Make an exact copy of all the material below, apart from the pictures.

########

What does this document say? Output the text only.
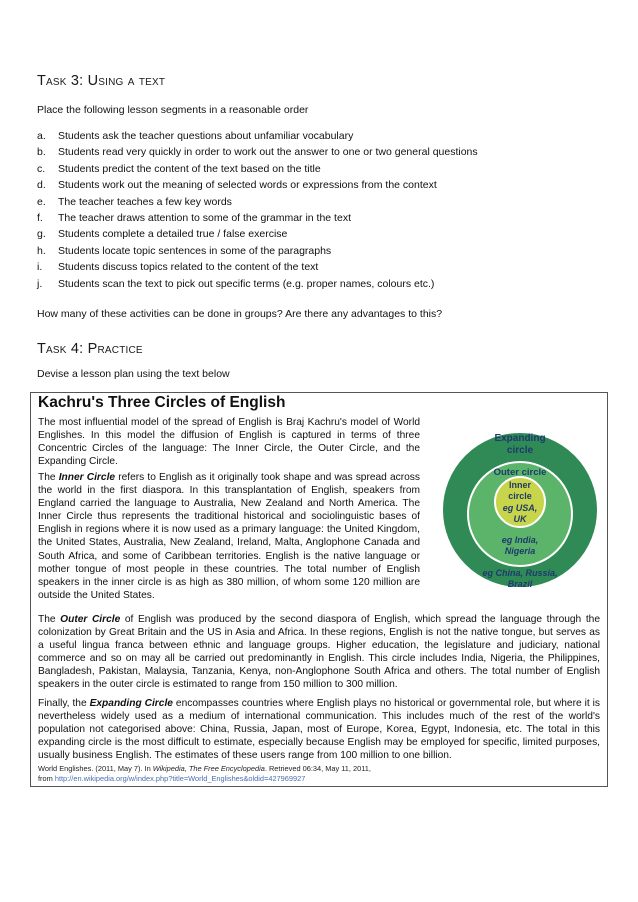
Task 3: Using a text
Place the following lesson segments in a reasonable order
a. Students ask the teacher questions about unfamiliar vocabulary
b. Students read very quickly in order to work out the answer to one or two general questions
c. Students predict the content of the text based on the title
d. Students work out the meaning of selected words or expressions from the context
e. The teacher teaches a few key words
f. The teacher draws attention to some of the grammar in the text
g. Students complete a detailed true / false exercise
h. Students locate topic sentences in some of the paragraphs
i. Students discuss topics related to the content of the text
j. Students scan the text to pick out specific terms (e.g. proper names, colours etc.)
How many of these activities can be done in groups? Are there any advantages to this?
Task 4: Practice
Devise a lesson plan using the text below
Kachru's Three Circles of English
The most influential model of the spread of English is Braj Kachru's model of World Englishes. In this model the diffusion of English is captured in terms of three Concentric Circles of the language: The Inner Circle, the Outer Circle, and the Expanding Circle.
The Inner Circle refers to English as it originally took shape and was spread across the world in the first diaspora. In this transplantation of English, speakers from England carried the language to Australia, New Zealand and North America. The Inner Circle thus represents the traditional historical and sociolinguistic bases of English in regions where it is now used as a primary language: the United Kingdom, the United States, Australia, New Zealand, Ireland, Malta, Anglophone Canada and South Africa, and some of Caribbean territories. English is the native language or mother tongue of most people in these countries. The total number of English speakers in the inner circle is as high as 380 million, of whom some 120 million are outside the United States.
The Outer Circle of English was produced by the second diaspora of English, which spread the language through the colonization by Great Britain and the US in Asia and Africa. In these regions, English is not the native tongue, but serves as a useful lingua franca between ethnic and language groups. Higher education, the legislature and judiciary, national commerce and so on may all be carried out predominantly in English. This circle includes India, Nigeria, the Philippines, Bangladesh, Pakistan, Malaysia, Tanzania, Kenya, non-Anglophone South Africa and others. The total number of English speakers in the outer circle is estimated to range from 150 million to 300 million.
Finally, the Expanding Circle encompasses countries where English plays no historical or governmental role, but where it is nevertheless widely used as a medium of international communication. This includes much of the rest of the world's population not categorised above: China, Russia, Japan, most of Europe, Korea, Egypt, Indonesia, etc. The total in this expanding circle is the most difficult to estimate, especially because English may be employed for specific, limited purposes, usually business English. The estimates of these users range from 100 million to one billion.
World Englishes. (2011, May 7). In Wikipedia, The Free Encyclopedia. Retrieved 06:34, May 11, 2011,
from http://en.wikipedia.org/w/index.php?title=World_Englishes&oldid=427969927
Expanding
circle
Outer circle
Inner
circle
eg USA,
UK
eg India,
Nigeria
eg China, Russia,
Brazil
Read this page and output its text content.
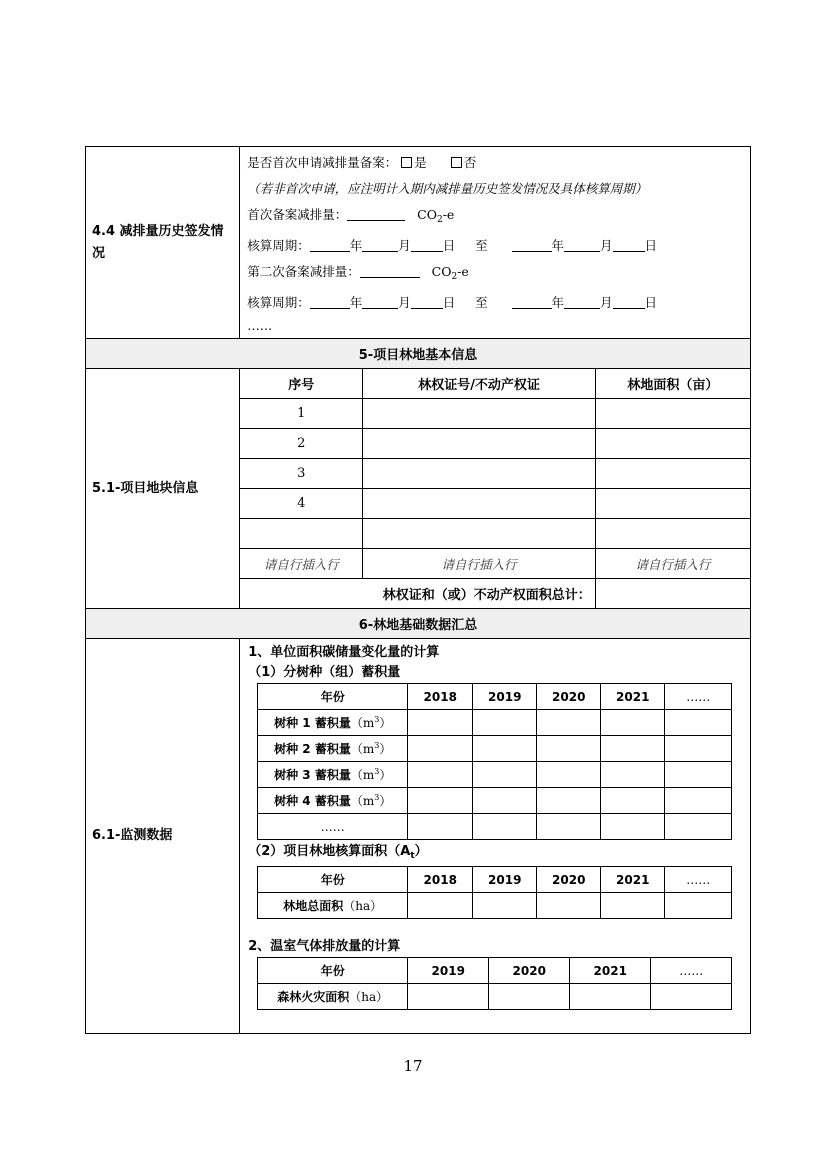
4.4 减排量历史签发情况	
是否首次申请减排量备案： 是	否
（若非首次申请，应注明计入期内减排量历史签发情况及具体核算周期）
首次备案减排量：	$CO_2-e$
核算周期：	年	月	日 至	年	月	日
第二次备案减排量：	$CO_2-e$
核算周期：	年	月	日 至	年	月	日
……

5-项目林地基本信息
5.1-项目地块信息	序号	林权证号/不动产权证	林地面积（亩）
1		
2		
3		
4		

请自行插入行	请自行插入行	请自行插入行
林权证和（或）不动产权面积总计：	
6-林地基础数据汇总
6.1-监测数据	
1、单位面积碳储量变化量的计算
（1）分树种（组）蓄积量
年份	2018	2019	2020	2021	……
树种 1 蓄积量$(m^3)$					
树种 2 蓄积量$(m^3)$					
树种 3 蓄积量$(m^3)$					
树种 4 蓄积量$(m^3)$					
……					
（2）项目林地核算面积$(A_t)$
年份	2018	2019	2020	2021	……
林地总面积（ha）					
2、温室气体排放量的计算
年份	2019	2020	2021	……
森林火灾面积（ha）				
17
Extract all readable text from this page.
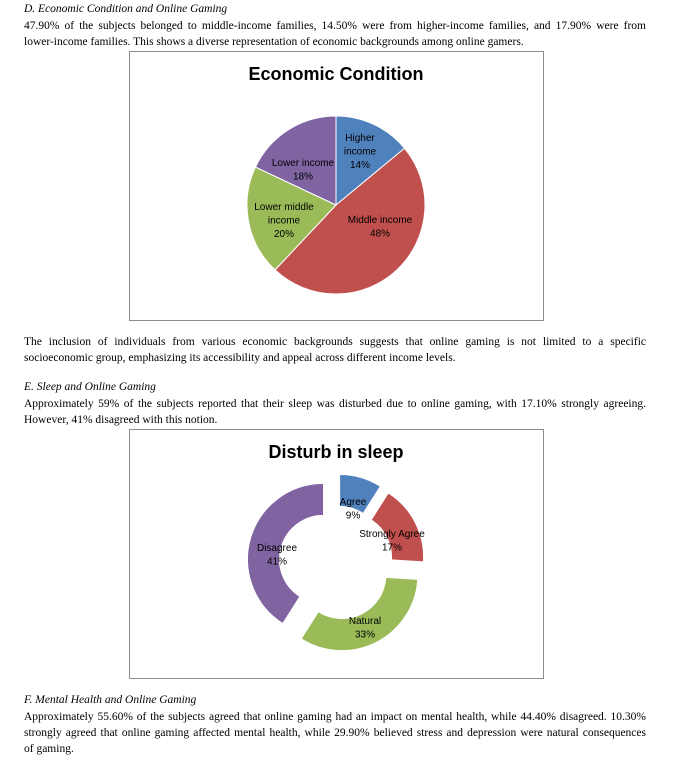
D. Economic Condition and Online Gaming
47.90% of the subjects belonged to middle-income families, 14.50% were from higher-income families, and 17.90% were from
lower-income families. This shows a diverse representation of economic backgrounds among online gamers.
Economic Condition
Higher
income
14%
Middle income
48%
Lower middle
income
20%
Lower income
18%
The inclusion of individuals from various economic backgrounds suggests that online gaming is not limited to a specific
socioeconomic group, emphasizing its accessibility and appeal across different income levels.
E. Sleep and Online Gaming
Approximately 59% of the subjects reported that their sleep was disturbed due to online gaming, with 17.10% strongly agreeing.
However, 41% disagreed with this notion.
Disturb in sleep
Agree
9%
Strongly Agree
17%
Natural
33%
Disagree
41%
F. Mental Health and Online Gaming
Approximately 55.60% of the subjects agreed that online gaming had an impact on mental health, while 44.40% disagreed. 10.30%
strongly agreed that online gaming affected mental health, while 29.90% believed stress and depression were natural consequences
of gaming.
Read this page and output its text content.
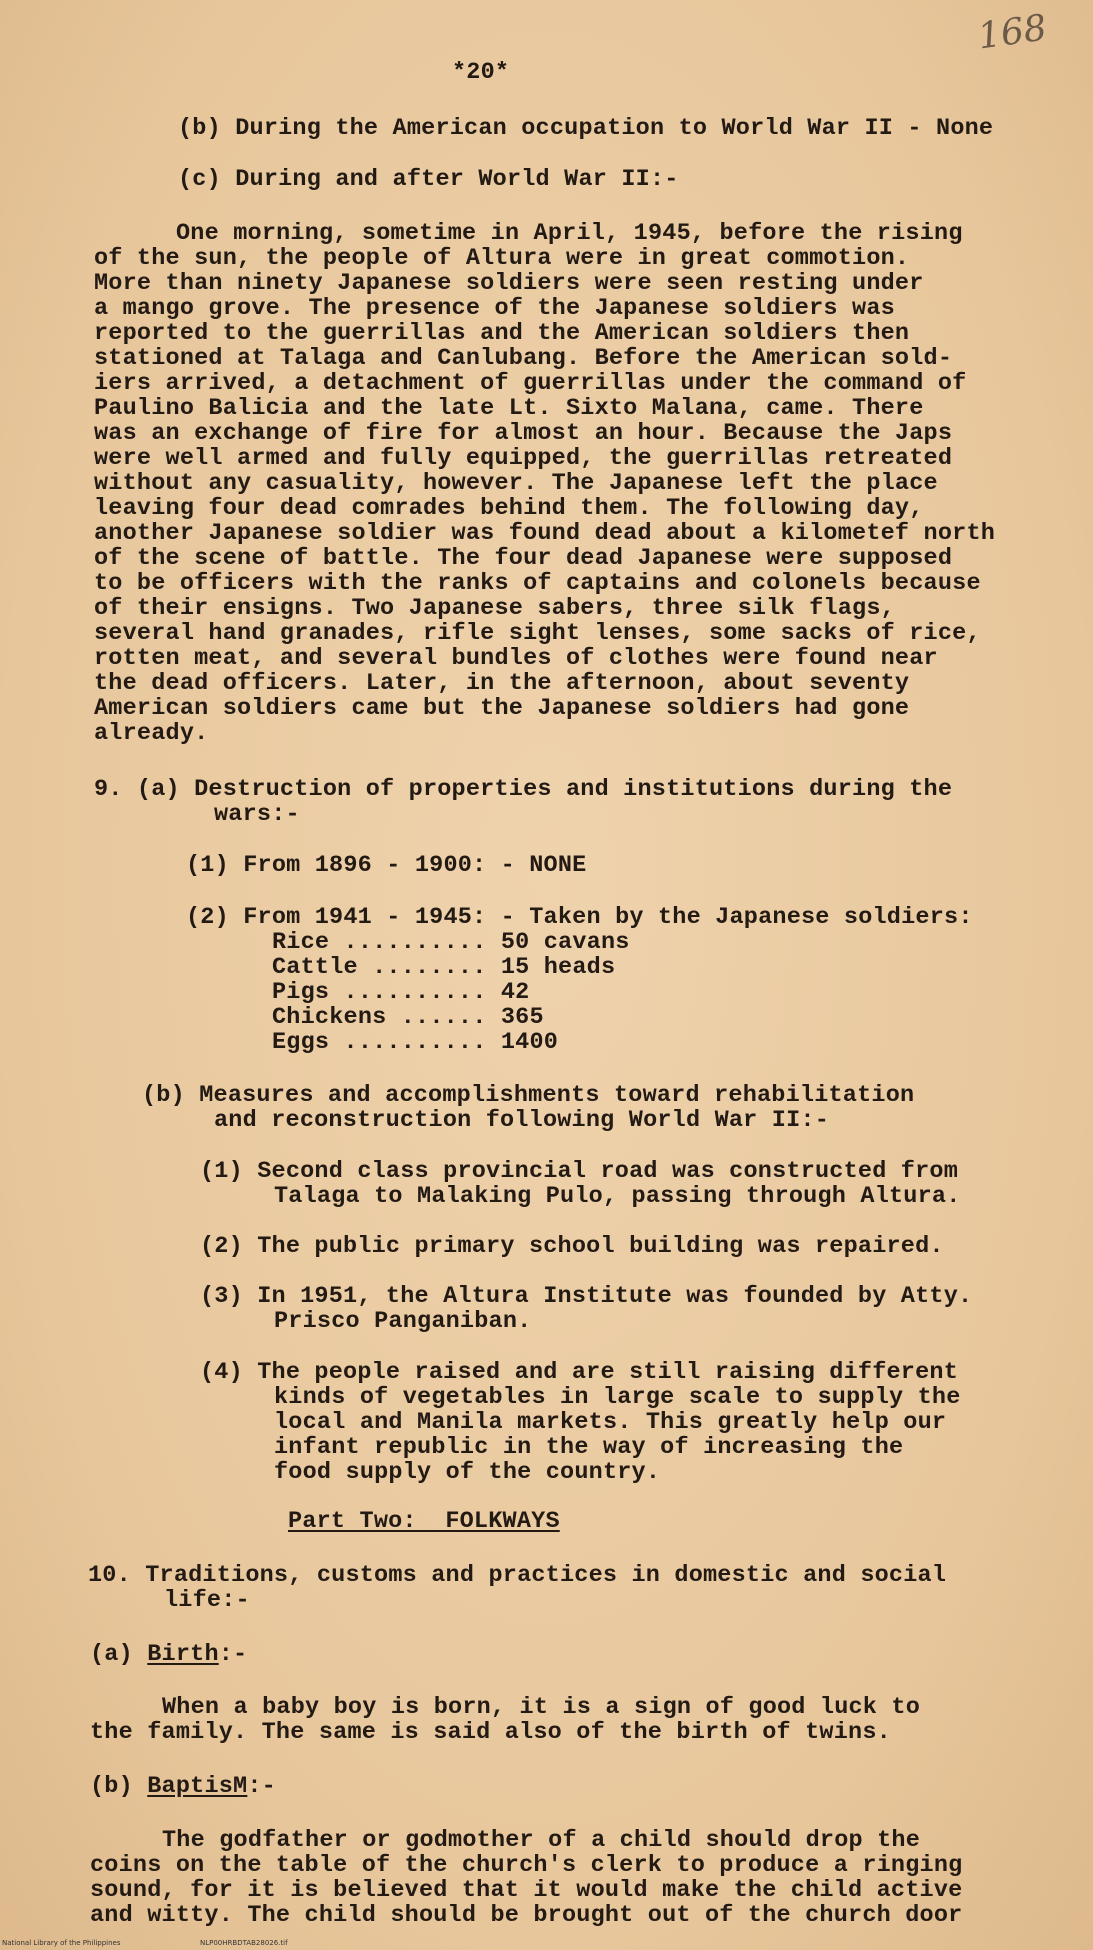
168
*20*
(b) During the American occupation to World War II - None
(c) During and after World War II:-
One morning, sometime in April, 1945, before the rising
of the sun, the people of Altura were in great commotion.
More than ninety Japanese soldiers were seen resting under
a mango grove. The presence of the Japanese soldiers was
reported to the guerrillas and the American soldiers then
stationed at Talaga and Canlubang. Before the American sold-
iers arrived, a detachment of guerrillas under the command of
Paulino Balicia and the late Lt. Sixto Malana, came. There
was an exchange of fire for almost an hour. Because the Japs
were well armed and fully equipped, the guerrillas retreated
without any casuality, however. The Japanese left the place
leaving four dead comrades behind them. The following day,
another Japanese soldier was found dead about a kilometef north
of the scene of battle. The four dead Japanese were supposed
to be officers with the ranks of captains and colonels because
of their ensigns. Two Japanese sabers, three silk flags,
several hand granades, rifle sight lenses, some sacks of rice,
rotten meat, and several bundles of clothes were found near
the dead officers. Later, in the afternoon, about seventy
American soldiers came but the Japanese soldiers had gone
already.
9. (a) Destruction of properties and institutions during the
wars:-
(1) From 1896 - 1900: - NONE
(2) From 1941 - 1945: - Taken by the Japanese soldiers:
Rice .......... 50 cavans
Cattle ........ 15 heads
Pigs .......... 42
Chickens ...... 365
Eggs .......... 1400
(b) Measures and accomplishments toward rehabilitation
and reconstruction following World War II:-
(1) Second class provincial road was constructed from
Talaga to Malaking Pulo, passing through Altura.
(2) The public primary school building was repaired.
(3) In 1951, the Altura Institute was founded by Atty.
Prisco Panganiban.
(4) The people raised and are still raising different
kinds of vegetables in large scale to supply the
local and Manila markets. This greatly help our
infant republic in the way of increasing the
food supply of the country.
Part Two:  FOLKWAYS
10. Traditions, customs and practices in domestic and social
life:-
(a) Birth:-
When a baby boy is born, it is a sign of good luck to
the family. The same is said also of the birth of twins.
(b) BaptisM:-
The godfather or godmother of a child should drop the
coins on the table of the church's clerk to produce a ringing
sound, for it is believed that it would make the child active
and witty. The child should be brought out of the church door
National Library of the Philippines	NLP00HRBDTAB28026.tif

########

**SOLUTION FOR THIS TASK**
What does this document say? Output the text only.
Task 3: Using a text
Place the following lesson segments in a reasonable order
a. Students ask the teacher questions about unfamiliar vocabulary
b. Students read very quickly in order to work out the answer to one or two general questions
c. Students predict the content of the text based on the title
d. Students work out the meaning of selected words or expressions from the context
e. The teacher teaches a few key words
f. The teacher draws attention to some of the grammar in the text
g. Students complete a detailed true / false exercise
h. Students locate topic sentences in some of the paragraphs
i. Students discuss topics related to the content of the text
j. Students scan the text to pick out specific terms (e.g. proper names, colours etc.)
How many of these activities can be done in groups? Are there any advantages to this?
Task 4: Practice
Devise a lesson plan using the text below
Kachru's Three Circles of English
The most influential model of the spread of English is Braj Kachru's model of World Englishes. In this model the diffusion of English is captured in terms of three Concentric Circles of the language: The Inner Circle, the Outer Circle, and the Expanding Circle.
The Inner Circle refers to English as it originally took shape and was spread across the world in the first diaspora. In this transplantation of English, speakers from England carried the language to Australia, New Zealand and North America. The Inner Circle thus represents the traditional historical and sociolinguistic bases of English in regions where it is now used as a primary language: the United Kingdom, the United States, Australia, New Zealand, Ireland, Malta, Anglophone Canada and South Africa, and some of Caribbean territories. English is the native language or mother tongue of most people in these countries. The total number of English speakers in the inner circle is as high as 380 million, of whom some 120 million are outside the United States.
The Outer Circle of English was produced by the second diaspora of English, which spread the language through the colonization by Great Britain and the US in Asia and Africa. In these regions, English is not the native tongue, but serves as a useful lingua franca between ethnic and language groups. Higher education, the legislature and judiciary, national commerce and so on may all be carried out predominantly in English. This circle includes India, Nigeria, the Philippines, Bangladesh, Pakistan, Malaysia, Tanzania, Kenya, non-Anglophone South Africa and others. The total number of English speakers in the outer circle is estimated to range from 150 million to 300 million.
Finally, the Expanding Circle encompasses countries where English plays no historical or governmental role, but where it is nevertheless widely used as a medium of international communication. This includes much of the rest of the world's population not categorised above: China, Russia, Japan, most of Europe, Korea, Egypt, Indonesia, etc. The total in this expanding circle is the most difficult to estimate, especially because English may be employed for specific, limited purposes, usually business English. The estimates of these users range from 100 million to one billion.
World Englishes. (2011, May 7). In Wikipedia, The Free Encyclopedia. Retrieved 06:34, May 11, 2011,
from http://en.wikipedia.org/w/index.php?title=World_Englishes&oldid=427969927
Expanding
circle
Outer circle
Inner
circle
eg USA,
UK
eg India,
Nigeria
eg China, Russia,
Brazil
Read this page and output its text content.
4.4 减排量历史签发情况	
是否首次申请减排量备案： 是	否
（若非首次申请，应注明计入期内减排量历史签发情况及具体核算周期）
首次备案减排量：	$CO_2-e$
核算周期：	年	月	日 至	年	月	日
第二次备案减排量：	$CO_2-e$
核算周期：	年	月	日 至	年	月	日
……

5-项目林地基本信息
5.1-项目地块信息	序号	林权证号/不动产权证	林地面积（亩）
1		
2		
3		
4		

请自行插入行	请自行插入行	请自行插入行
林权证和（或）不动产权面积总计：	
6-林地基础数据汇总
6.1-监测数据	
1、单位面积碳储量变化量的计算
（1）分树种（组）蓄积量
年份	2018	2019	2020	2021	……
树种 1 蓄积量$(m^3)$					
树种 2 蓄积量$(m^3)$					
树种 3 蓄积量$(m^3)$					
树种 4 蓄积量$(m^3)$					
……					
（2）项目林地核算面积$(A_t)$
年份	2018	2019	2020	2021	……
林地总面积（ha）					
2、温室气体排放量的计算
年份	2019	2020	2021	……
森林火灾面积（ha）				
17
Extract all readable text from this page.
D. Economic Condition and Online Gaming
47.90% of the subjects belonged to middle-income families, 14.50% were from higher-income families, and 17.90% were from
lower-income families. This shows a diverse representation of economic backgrounds among online gamers.
Economic Condition
Higher
income
14%
Middle income
48%
Lower middle
income
20%
Lower income
18%
The inclusion of individuals from various economic backgrounds suggests that online gaming is not limited to a specific
socioeconomic group, emphasizing its accessibility and appeal across different income levels.
E. Sleep and Online Gaming
Approximately 59% of the subjects reported that their sleep was disturbed due to online gaming, with 17.10% strongly agreeing.
However, 41% disagreed with this notion.
Disturb in sleep
Agree
9%
Strongly Agree
17%
Natural
33%
Disagree
41%
F. Mental Health and Online Gaming
Approximately 55.60% of the subjects agreed that online gaming had an impact on mental health, while 44.40% disagreed. 10.30%
strongly agreed that online gaming affected mental health, while 29.90% believed stress and depression were natural consequences
of gaming.
Read this page and output its text content.
168
*20*
(b) During the American occupation to World War II - None
(c) During and after World War II:-
One morning, sometime in April, 1945, before the rising
of the sun, the people of Altura were in great commotion.
More than ninety Japanese soldiers were seen resting under
a mango grove. The presence of the Japanese soldiers was
reported to the guerrillas and the American soldiers then
stationed at Talaga and Canlubang. Before the American sold-
iers arrived, a detachment of guerrillas under the command of
Paulino Balicia and the late Lt. Sixto Malana, came. There
was an exchange of fire for almost an hour. Because the Japs
were well armed and fully equipped, the guerrillas retreated
without any casuality, however. The Japanese left the place
leaving four dead comrades behind them. The following day,
another Japanese soldier was found dead about a kilometef north
of the scene of battle. The four dead Japanese were supposed
to be officers with the ranks of captains and colonels because
of their ensigns. Two Japanese sabers, three silk flags,
several hand granades, rifle sight lenses, some sacks of rice,
rotten meat, and several bundles of clothes were found near
the dead officers. Later, in the afternoon, about seventy
American soldiers came but the Japanese soldiers had gone
already.
9. (a) Destruction of properties and institutions during the
wars:-
(1) From 1896 - 1900: - NONE
(2) From 1941 - 1945: - Taken by the Japanese soldiers:
Rice .......... 50 cavans
Cattle ........ 15 heads
Pigs .......... 42
Chickens ...... 365
Eggs .......... 1400
(b) Measures and accomplishments toward rehabilitation
and reconstruction following World War II:-
(1) Second class provincial road was constructed from
Talaga to Malaking Pulo, passing through Altura.
(2) The public primary school building was repaired.
(3) In 1951, the Altura Institute was founded by Atty.
Prisco Panganiban.
(4) The people raised and are still raising different
kinds of vegetables in large scale to supply the
local and Manila markets. This greatly help our
infant republic in the way of increasing the
food supply of the country.
Part Two:  FOLKWAYS
10. Traditions, customs and practices in domestic and social
life:-
(a) Birth:-
When a baby boy is born, it is a sign of good luck to
the family. The same is said also of the birth of twins.
(b) BaptisM:-
The godfather or godmother of a child should drop the
coins on the table of the church's clerk to produce a ringing
sound, for it is believed that it would make the child active
and witty. The child should be brought out of the church door
National Library of the Philippines	NLP00HRBDTAB28026.tif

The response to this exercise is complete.